--- begin Extracted entries ---

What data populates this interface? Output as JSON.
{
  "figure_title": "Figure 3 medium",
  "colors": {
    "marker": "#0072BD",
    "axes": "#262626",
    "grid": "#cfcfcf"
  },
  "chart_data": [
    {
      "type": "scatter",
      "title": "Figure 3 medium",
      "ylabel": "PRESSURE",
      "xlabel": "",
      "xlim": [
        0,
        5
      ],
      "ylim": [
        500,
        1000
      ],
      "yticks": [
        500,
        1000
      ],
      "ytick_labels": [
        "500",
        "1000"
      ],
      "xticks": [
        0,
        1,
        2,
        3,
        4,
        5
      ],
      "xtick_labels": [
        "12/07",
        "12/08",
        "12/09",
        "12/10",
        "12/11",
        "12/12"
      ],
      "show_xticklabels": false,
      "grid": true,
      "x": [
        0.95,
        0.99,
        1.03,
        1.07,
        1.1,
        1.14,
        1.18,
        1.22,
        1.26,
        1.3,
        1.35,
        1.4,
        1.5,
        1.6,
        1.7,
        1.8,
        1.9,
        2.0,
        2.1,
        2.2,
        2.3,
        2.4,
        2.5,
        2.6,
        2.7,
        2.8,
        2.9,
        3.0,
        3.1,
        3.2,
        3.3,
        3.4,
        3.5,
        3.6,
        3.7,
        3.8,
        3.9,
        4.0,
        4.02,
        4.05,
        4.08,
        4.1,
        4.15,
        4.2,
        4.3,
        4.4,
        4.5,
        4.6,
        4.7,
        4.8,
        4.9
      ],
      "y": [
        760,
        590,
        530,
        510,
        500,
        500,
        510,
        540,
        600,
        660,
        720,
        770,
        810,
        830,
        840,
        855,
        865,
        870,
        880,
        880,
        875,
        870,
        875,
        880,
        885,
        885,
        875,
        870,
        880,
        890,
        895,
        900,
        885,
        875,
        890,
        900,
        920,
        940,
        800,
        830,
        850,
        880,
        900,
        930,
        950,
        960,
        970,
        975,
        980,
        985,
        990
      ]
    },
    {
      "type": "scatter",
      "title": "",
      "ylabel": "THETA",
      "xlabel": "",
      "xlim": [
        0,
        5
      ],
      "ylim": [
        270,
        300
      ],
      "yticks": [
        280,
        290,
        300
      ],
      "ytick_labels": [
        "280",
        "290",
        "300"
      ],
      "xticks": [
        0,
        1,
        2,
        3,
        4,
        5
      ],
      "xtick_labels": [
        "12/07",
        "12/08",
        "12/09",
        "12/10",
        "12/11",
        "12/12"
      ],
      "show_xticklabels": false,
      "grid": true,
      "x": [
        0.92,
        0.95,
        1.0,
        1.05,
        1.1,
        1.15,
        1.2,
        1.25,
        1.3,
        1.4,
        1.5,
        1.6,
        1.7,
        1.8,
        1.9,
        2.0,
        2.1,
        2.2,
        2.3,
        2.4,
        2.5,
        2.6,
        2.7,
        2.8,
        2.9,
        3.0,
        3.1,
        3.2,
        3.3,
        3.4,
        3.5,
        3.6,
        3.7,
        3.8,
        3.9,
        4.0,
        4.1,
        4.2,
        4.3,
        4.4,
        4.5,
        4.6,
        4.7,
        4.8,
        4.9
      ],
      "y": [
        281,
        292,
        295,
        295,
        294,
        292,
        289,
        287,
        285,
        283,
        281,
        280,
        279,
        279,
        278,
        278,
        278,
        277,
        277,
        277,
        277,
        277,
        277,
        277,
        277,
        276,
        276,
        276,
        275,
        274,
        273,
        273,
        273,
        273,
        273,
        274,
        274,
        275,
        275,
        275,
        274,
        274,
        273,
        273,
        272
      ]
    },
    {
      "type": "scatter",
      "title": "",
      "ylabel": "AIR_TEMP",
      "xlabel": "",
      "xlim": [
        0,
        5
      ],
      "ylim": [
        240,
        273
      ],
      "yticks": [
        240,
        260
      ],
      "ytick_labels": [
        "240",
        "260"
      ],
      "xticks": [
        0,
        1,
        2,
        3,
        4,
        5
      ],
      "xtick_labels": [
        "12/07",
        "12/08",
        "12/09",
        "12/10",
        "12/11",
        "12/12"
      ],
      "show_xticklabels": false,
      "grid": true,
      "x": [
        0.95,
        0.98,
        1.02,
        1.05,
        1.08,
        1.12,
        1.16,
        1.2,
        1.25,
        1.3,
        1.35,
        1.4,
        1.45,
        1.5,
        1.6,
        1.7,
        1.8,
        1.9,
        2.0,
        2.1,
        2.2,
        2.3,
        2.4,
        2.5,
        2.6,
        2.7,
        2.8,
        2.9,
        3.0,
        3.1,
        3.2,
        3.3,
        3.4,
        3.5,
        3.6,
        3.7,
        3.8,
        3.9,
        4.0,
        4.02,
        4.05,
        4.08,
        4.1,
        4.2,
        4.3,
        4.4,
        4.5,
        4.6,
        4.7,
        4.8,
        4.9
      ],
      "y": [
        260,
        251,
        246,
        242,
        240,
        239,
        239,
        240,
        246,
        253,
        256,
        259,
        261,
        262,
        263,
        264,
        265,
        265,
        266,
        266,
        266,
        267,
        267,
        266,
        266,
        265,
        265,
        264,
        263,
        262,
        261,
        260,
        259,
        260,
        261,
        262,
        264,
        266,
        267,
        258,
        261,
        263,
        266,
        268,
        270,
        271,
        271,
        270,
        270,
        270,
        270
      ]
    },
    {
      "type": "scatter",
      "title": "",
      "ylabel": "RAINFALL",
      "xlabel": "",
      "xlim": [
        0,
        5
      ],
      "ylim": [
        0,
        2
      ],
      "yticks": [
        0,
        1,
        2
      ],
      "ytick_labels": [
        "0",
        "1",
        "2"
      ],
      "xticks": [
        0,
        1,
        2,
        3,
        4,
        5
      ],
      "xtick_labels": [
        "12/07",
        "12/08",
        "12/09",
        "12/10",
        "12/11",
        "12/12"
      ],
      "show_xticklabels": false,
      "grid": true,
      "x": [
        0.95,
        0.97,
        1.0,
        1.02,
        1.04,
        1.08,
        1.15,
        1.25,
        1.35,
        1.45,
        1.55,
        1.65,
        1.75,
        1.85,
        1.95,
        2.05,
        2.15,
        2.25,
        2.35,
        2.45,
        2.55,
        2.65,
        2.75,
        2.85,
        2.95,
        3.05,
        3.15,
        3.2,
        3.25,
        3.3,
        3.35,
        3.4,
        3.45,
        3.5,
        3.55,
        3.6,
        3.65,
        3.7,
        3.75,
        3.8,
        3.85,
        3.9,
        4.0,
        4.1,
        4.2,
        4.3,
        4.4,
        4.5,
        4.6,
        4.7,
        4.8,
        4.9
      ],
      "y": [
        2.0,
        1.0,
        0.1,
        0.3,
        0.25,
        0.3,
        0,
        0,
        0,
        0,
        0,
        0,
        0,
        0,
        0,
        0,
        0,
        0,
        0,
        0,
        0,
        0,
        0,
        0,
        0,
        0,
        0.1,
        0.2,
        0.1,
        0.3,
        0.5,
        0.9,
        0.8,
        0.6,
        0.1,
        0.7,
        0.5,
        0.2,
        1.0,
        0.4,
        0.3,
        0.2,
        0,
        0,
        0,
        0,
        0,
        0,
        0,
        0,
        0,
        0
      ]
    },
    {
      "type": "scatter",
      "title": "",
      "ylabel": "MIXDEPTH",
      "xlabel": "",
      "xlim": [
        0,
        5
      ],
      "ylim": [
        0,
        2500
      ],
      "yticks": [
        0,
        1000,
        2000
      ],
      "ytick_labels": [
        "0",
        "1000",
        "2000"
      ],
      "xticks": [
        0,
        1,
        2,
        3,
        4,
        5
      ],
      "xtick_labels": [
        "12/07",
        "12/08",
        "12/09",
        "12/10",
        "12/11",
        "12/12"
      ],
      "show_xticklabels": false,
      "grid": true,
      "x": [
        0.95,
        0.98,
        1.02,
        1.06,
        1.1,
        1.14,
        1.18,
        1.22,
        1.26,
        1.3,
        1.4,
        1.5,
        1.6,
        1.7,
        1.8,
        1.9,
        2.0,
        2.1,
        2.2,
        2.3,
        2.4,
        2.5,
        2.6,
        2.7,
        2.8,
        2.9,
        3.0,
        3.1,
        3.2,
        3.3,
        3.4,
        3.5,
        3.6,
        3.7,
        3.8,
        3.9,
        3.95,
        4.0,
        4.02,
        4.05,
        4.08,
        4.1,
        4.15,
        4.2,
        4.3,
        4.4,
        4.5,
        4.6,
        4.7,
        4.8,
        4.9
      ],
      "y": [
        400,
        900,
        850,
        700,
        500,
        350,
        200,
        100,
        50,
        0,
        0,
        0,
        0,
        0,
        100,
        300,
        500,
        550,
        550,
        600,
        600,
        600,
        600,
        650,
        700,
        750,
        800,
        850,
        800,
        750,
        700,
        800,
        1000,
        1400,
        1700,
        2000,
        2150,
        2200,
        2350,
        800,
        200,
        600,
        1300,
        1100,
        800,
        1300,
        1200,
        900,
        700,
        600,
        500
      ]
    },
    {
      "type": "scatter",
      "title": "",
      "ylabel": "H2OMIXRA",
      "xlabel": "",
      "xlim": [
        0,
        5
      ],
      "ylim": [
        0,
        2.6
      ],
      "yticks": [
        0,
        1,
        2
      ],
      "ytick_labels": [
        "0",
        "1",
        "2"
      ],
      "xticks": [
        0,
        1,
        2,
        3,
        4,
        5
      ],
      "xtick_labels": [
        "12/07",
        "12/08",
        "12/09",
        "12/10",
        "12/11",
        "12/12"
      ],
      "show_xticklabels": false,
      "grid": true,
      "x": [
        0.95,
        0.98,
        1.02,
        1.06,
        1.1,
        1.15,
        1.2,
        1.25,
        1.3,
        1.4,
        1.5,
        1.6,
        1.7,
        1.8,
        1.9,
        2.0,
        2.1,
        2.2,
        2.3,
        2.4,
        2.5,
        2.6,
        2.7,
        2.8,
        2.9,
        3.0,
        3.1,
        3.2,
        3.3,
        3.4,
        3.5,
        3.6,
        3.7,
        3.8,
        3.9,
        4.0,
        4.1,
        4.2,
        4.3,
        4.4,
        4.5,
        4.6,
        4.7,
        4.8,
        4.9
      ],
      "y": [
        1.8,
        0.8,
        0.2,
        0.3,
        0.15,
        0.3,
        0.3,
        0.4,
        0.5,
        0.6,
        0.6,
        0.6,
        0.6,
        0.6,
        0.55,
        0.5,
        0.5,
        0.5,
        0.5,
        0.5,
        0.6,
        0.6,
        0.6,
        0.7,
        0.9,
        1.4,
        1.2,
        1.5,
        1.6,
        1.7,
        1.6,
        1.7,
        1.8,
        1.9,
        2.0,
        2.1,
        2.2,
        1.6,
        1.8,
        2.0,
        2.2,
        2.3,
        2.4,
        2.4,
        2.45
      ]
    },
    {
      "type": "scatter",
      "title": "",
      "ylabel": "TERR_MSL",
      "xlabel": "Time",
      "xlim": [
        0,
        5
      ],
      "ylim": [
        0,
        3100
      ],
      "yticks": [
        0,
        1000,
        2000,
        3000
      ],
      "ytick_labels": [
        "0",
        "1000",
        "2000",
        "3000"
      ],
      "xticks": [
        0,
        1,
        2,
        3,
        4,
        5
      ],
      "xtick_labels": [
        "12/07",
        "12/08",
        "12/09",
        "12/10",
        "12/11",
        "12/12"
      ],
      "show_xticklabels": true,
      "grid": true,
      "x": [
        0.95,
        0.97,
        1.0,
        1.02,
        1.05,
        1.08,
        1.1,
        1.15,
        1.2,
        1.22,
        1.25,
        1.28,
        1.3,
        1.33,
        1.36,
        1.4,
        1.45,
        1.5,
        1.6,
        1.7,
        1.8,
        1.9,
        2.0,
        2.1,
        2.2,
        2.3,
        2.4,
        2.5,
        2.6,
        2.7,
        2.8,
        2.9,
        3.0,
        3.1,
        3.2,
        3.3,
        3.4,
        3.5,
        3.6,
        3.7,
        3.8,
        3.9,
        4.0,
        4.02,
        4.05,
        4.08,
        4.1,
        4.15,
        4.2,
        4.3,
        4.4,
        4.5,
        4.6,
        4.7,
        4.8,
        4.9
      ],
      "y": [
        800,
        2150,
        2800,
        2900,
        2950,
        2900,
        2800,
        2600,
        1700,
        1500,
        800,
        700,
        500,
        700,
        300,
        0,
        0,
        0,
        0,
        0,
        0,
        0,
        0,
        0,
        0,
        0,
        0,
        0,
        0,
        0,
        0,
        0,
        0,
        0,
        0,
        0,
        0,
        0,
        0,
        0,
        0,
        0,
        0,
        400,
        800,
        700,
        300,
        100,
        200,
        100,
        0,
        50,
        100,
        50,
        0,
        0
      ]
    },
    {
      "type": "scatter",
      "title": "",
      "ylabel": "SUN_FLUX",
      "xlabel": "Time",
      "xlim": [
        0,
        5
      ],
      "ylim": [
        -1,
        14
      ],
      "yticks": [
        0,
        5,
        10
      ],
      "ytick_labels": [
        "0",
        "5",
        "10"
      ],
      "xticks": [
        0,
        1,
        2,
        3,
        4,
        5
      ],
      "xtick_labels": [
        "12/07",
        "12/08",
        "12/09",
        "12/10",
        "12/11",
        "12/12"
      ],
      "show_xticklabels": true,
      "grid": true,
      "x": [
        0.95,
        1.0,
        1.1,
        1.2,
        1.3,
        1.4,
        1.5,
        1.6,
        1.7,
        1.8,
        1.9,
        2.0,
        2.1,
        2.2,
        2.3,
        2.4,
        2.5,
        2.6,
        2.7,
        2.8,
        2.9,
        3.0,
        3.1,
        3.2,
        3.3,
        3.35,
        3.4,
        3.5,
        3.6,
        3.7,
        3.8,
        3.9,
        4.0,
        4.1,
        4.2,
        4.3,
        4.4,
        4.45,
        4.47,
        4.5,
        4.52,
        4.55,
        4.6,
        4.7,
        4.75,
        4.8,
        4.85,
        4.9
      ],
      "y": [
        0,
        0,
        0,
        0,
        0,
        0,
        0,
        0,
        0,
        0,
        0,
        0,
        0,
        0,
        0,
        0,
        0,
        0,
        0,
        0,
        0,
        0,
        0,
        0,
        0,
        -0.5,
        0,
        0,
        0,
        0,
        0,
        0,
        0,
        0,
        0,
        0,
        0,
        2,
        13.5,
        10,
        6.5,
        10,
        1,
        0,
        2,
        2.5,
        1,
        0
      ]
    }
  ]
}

--- end Extracted entries ---

Where a line in the material contains "ylabel", copy that line.

[Answer to this exercise]
      "ylabel": "PRESSURE",
      "ylabel": "THETA",
      "ylabel": "AIR_TEMP",
      "ylabel": "RAINFALL",
      "ylabel": "MIXDEPTH",
      "ylabel": "H2OMIXRA",
      "ylabel": "TERR_MSL",
      "ylabel": "SUN_FLUX",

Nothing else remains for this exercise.